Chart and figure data
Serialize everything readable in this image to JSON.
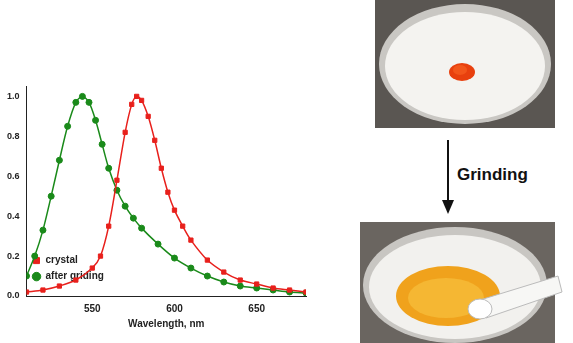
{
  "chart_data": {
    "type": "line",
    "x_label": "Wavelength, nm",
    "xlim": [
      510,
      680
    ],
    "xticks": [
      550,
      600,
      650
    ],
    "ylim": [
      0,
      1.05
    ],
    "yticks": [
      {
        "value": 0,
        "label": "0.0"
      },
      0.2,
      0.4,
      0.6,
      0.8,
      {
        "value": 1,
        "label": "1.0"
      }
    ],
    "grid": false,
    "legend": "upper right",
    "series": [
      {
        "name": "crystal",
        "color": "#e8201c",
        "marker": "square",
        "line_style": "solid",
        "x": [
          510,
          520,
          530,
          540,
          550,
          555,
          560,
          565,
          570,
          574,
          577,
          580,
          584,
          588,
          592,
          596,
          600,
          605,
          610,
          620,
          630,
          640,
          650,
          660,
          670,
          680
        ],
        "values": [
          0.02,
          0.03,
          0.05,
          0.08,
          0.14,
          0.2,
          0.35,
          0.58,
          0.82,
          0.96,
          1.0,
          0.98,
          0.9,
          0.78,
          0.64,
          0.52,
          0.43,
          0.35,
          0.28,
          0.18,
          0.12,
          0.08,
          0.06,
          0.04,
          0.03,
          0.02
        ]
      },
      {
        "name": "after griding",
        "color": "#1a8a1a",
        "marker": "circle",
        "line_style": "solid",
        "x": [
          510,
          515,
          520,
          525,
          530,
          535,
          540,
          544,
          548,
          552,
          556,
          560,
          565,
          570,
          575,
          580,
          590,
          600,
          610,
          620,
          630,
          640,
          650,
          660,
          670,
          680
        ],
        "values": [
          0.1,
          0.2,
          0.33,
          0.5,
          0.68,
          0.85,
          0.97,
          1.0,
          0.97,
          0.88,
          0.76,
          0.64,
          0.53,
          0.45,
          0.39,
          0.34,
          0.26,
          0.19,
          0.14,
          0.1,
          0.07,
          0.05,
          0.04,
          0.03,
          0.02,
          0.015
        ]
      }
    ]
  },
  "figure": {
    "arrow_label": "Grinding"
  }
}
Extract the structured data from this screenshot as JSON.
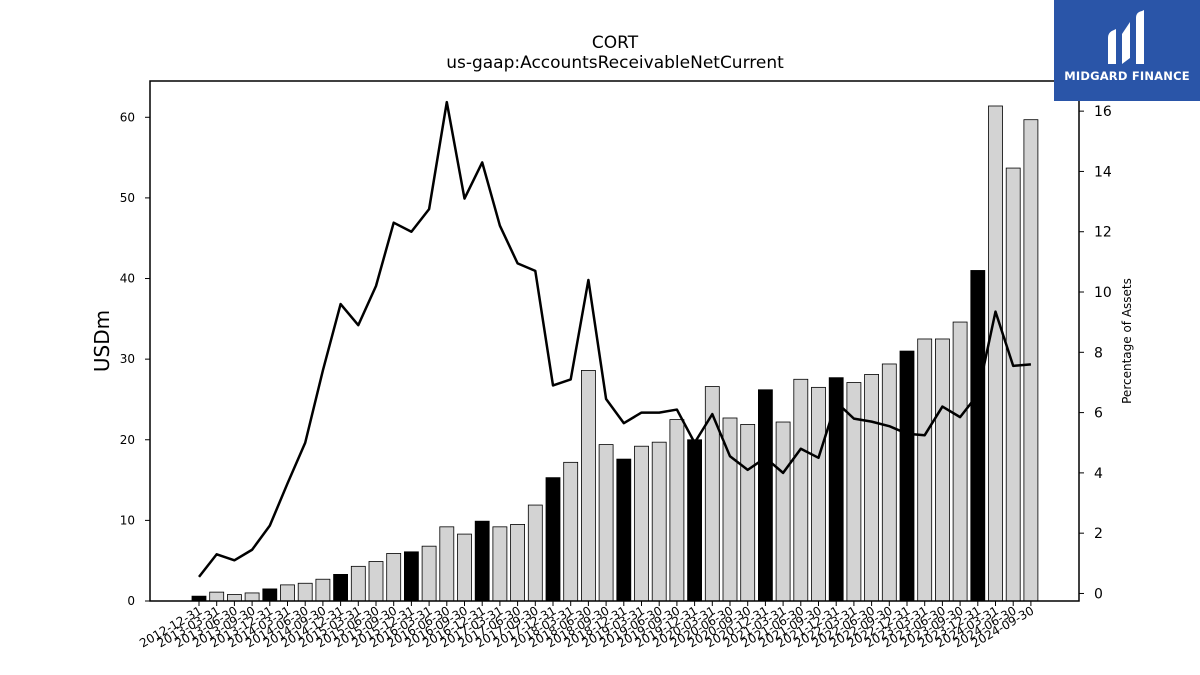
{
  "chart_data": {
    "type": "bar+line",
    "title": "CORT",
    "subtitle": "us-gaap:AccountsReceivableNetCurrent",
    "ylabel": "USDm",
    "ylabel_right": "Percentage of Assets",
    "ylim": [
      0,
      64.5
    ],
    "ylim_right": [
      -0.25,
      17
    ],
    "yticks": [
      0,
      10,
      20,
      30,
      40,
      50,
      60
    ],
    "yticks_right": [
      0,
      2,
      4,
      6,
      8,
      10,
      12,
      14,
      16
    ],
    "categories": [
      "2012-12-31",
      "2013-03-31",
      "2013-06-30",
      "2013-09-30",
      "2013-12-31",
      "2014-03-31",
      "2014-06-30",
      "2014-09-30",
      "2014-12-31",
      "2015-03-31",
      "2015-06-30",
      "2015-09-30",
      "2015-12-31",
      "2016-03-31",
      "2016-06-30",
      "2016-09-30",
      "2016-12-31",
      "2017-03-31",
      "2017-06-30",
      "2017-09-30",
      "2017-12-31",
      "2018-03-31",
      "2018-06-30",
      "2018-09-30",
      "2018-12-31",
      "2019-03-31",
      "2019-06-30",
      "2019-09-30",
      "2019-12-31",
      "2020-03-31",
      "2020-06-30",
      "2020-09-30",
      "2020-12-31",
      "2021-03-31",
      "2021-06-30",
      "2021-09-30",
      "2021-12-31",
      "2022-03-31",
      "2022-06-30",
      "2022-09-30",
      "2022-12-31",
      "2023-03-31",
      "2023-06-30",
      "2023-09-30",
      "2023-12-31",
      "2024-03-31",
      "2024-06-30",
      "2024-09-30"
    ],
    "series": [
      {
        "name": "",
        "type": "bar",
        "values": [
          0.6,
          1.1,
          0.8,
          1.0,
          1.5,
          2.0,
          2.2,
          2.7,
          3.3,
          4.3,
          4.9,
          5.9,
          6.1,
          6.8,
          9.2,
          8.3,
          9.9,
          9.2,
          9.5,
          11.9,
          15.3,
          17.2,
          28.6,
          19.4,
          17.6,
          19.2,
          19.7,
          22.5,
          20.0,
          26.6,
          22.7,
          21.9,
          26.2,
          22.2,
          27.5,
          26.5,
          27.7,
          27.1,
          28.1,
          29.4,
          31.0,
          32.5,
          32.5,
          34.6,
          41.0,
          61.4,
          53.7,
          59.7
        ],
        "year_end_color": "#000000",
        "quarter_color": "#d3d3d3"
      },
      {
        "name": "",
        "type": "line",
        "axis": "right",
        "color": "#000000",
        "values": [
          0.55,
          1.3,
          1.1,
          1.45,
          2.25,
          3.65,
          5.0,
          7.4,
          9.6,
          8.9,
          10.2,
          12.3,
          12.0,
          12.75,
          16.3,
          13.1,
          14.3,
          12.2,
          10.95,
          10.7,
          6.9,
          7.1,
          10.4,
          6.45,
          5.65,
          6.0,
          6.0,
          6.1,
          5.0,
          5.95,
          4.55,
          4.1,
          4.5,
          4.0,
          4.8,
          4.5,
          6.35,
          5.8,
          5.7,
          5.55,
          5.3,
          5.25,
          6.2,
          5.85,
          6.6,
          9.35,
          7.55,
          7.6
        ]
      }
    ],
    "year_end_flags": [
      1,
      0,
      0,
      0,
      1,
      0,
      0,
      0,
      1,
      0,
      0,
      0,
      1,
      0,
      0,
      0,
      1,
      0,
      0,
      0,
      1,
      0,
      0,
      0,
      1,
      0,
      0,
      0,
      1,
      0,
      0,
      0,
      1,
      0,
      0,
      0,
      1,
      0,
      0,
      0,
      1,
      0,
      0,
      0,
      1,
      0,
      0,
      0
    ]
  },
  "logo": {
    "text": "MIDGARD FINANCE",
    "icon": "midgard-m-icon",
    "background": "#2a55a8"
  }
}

--

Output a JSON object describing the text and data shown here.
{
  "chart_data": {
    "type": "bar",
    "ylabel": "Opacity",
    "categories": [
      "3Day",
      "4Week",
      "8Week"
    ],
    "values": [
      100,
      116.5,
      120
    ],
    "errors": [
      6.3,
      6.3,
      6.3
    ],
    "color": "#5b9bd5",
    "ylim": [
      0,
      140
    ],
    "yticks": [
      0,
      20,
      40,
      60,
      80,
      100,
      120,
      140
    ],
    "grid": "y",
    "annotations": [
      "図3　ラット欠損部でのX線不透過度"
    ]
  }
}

==

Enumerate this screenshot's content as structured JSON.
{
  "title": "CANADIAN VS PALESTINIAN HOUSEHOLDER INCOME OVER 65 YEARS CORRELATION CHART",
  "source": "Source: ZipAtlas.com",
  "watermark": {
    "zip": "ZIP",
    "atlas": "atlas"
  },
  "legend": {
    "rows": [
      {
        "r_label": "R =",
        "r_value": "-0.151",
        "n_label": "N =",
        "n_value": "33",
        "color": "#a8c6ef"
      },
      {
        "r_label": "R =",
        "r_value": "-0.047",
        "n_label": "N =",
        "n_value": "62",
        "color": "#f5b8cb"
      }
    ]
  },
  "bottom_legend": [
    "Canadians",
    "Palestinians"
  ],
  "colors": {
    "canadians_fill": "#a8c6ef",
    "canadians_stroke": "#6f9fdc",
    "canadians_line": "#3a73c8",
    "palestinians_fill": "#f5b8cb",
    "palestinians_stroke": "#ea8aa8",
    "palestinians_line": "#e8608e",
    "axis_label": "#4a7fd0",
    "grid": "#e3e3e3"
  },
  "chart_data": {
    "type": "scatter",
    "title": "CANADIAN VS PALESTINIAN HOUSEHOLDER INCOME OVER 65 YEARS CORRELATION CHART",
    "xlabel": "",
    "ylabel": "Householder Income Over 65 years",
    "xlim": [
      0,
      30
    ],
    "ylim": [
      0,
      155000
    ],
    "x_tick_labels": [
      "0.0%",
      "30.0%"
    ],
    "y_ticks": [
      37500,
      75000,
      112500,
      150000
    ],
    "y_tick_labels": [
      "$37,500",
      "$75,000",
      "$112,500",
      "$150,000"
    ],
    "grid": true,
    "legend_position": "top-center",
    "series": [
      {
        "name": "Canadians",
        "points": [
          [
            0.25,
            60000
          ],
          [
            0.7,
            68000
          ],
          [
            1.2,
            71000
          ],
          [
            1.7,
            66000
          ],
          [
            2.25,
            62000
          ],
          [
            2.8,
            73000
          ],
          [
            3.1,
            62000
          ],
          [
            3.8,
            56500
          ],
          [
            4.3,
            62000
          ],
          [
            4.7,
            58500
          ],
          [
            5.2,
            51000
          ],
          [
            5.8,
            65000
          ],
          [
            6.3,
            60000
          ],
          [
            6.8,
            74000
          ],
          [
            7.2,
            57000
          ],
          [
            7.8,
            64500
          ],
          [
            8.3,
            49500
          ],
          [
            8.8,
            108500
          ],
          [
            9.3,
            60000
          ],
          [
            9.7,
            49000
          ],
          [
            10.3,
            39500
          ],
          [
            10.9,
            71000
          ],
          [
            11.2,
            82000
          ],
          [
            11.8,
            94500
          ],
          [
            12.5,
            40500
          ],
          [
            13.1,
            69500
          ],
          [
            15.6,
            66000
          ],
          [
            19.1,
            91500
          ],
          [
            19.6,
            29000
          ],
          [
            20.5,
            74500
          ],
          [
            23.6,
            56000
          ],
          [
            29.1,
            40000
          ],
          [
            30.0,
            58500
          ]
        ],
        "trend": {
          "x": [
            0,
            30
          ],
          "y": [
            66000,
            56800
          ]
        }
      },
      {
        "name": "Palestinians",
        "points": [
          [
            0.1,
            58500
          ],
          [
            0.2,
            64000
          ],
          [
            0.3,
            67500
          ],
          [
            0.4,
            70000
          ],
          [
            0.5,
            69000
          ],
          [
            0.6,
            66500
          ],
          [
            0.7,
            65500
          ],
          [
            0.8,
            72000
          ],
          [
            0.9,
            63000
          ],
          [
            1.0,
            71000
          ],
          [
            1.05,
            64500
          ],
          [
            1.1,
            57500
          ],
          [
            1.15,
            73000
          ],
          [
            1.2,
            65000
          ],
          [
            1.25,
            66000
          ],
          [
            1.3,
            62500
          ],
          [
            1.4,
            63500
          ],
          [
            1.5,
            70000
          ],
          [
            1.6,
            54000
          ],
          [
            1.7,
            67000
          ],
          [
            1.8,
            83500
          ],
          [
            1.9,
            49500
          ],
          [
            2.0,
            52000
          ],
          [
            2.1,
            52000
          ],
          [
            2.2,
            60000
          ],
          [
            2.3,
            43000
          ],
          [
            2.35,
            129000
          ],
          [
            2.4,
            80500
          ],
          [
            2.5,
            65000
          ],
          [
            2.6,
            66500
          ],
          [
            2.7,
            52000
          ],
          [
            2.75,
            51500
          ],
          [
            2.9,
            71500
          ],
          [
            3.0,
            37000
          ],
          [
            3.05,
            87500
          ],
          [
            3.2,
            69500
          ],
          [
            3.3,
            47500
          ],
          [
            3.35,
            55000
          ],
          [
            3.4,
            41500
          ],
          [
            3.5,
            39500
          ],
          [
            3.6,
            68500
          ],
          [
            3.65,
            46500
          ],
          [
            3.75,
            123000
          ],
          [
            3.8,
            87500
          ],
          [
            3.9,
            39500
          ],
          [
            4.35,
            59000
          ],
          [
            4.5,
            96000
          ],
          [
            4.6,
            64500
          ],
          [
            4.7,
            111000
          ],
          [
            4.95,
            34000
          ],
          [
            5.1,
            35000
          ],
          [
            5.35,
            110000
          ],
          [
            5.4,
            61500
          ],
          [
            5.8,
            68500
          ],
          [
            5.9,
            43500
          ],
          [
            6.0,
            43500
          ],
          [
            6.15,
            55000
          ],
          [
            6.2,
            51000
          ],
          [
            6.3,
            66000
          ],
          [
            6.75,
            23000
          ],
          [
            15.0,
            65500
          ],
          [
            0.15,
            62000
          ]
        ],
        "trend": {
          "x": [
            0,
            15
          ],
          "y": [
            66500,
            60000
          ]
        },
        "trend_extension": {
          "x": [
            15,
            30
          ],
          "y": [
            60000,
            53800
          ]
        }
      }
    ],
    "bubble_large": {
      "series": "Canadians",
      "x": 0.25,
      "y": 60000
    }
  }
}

→ **Stated goal**: From the data above, copy each line where the string "type" appears.

→ **Written response**:
    "type": "line",
    "type": "bar+line",
        "type": "bar",
        "type": "line",
    "type": "bar",
    "type": "scatter",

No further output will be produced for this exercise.